Martin Luther King. Un combat toujours actuel
Par Ataulfo Riera le Samedi, 15 Juillet 2000 PDF Imprimer Envoyer

Le 4 avril 1968, Martin Luther King, leader du mouvement pour l'émancipation des Noirs aux Etats-Unis, était assassiné à Memphis. Trente ans plus tard il reste, tout comme Malcolm X, l'un des principaux symboles de cette lutte, toujours actuelle.

Le 1er décembre 1955, dans l'Alabama, une femme noire refuse, comme le règlement l'y oblige, de céder sa place à un Blanc dans un autobus bondé. Elle est immédiatement arrêtée. Le 5 décembre, un dirigeant syndical noir décide d'organiser le boycott des transports en commun: un long combat s'engage qui, malgré la terreur exercée par le Ku-Klux-Klan, se soldera par la victoire. Au cours de ce combat, une personnalité se dégage: le pasteur Martin Luther King, alors âgé de 26 ans. C'est lui qui imprimera désormais sa marque au mouvement pour les droits civiques.

D'origine bourgeoise, brillant intellectuel ayant lu Gandhi, Hegel et Marx ainsi que des auteurs libertaires, doté d'un charisme, d'une force oratoire et d’un caractère qui en font bien vite un leader des masses, il généralisera l'expérience de l'Alabama: la résistance active non-violente. Un vaste mouvement de lutte contre toutes les formes de ségrégation s'étend dans tout le pays: boycott de magasins et de restaurants refusant de servir les Noirs, sit-in dans les écoles, universités, bibliothèques, parcs et piscines non-mixtes, marches de masse, pétitions, etc. L'écho de King ne cesse de croître dans une communauté où il s'oppose au courant petit-bourgeois (aux méthodes strictement légalistes et aux objectifs gradualistes).

Victoires

Loin de l'image d'Epinal traditionnellement véhiculée, King n'était pour autant pas un pacifiste: "Sa non-violence n'est pas une méthode de lâcheté, mais de militantisme. Elle est au plus haut degré active et non passive (...). Ce qui le détermine à être 'non-violent', c'est, avant tout, un mobile d'ordre tactique. (...)" (1). Pour lui, la lutte violente est non-rentable car la minorité noire (19 millions) est désarmée face à la violence officielle et privée. De plus, la violence risque de retourner une grande partie de l'opinion publique blanche indignée par la violence raciste.

════════

OBJECTIFS:
A) D'après le texte sur Martin Luther King, quel âge avait le pasteur lorsqu'il s'est imposé au cours du boycott des transports en commun ?
B) Recopiez fidèlement le passage du texte sur Martin Luther King qui va de "Le 1er décembre" à "les droits civiques.".

════════

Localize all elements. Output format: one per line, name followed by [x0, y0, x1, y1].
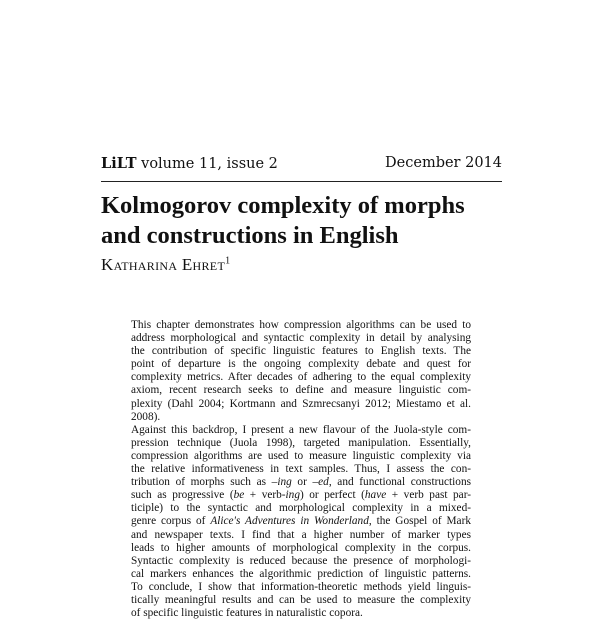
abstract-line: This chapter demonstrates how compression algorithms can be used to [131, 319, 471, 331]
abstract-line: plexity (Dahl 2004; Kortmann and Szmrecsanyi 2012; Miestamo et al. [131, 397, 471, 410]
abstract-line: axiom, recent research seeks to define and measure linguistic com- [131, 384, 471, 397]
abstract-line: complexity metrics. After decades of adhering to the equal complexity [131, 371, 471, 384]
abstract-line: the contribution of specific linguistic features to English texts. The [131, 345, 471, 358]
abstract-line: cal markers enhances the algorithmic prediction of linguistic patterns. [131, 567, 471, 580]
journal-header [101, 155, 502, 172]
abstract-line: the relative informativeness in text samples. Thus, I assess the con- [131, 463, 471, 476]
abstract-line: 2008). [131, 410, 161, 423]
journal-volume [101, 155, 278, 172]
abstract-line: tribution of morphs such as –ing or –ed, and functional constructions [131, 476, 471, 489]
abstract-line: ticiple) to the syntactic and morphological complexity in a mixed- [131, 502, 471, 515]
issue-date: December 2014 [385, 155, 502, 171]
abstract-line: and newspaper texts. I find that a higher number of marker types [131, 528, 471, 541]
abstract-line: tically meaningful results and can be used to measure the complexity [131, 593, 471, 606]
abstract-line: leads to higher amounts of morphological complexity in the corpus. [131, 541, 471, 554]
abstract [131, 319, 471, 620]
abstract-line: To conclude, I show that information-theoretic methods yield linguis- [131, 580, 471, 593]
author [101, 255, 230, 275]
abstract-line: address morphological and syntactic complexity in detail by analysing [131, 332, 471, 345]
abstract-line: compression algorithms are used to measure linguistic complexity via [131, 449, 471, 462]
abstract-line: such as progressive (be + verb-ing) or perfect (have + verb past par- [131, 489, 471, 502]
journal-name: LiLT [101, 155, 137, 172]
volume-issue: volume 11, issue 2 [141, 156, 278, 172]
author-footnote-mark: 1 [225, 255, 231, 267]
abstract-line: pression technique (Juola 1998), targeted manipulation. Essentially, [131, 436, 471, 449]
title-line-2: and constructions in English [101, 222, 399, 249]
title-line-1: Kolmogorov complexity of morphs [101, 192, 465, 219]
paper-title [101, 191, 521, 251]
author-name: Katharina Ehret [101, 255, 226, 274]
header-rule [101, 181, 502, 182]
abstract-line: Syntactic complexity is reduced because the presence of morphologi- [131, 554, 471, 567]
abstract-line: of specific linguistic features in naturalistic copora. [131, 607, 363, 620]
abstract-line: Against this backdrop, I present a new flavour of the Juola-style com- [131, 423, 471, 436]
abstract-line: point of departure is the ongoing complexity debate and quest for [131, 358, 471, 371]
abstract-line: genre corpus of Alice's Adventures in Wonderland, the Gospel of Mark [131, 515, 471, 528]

════════

RÉPONSES PAR CONSIGNE:
A) Il avait 26 ans.

B)
Le 1er décembre 1955, dans l'Alabama, une femme noire refuse, comme le règlement l'y oblige, de céder sa place à un Blanc dans un autobus bondé. Elle est immédiatement arrêtée. Le 5 décembre, un dirigeant syndical noir décide d'organiser le boycott des transports en commun: un long combat s'engage qui, malgré la terreur exercée par le Ku-Klux-Klan, se soldera par la victoire. Au cours de ce combat, une personnalité se dégage: le pasteur Martin Luther King, alors âgé de 26 ans. C'est lui qui imprimera désormais sa marque au mouvement pour les droits civiques.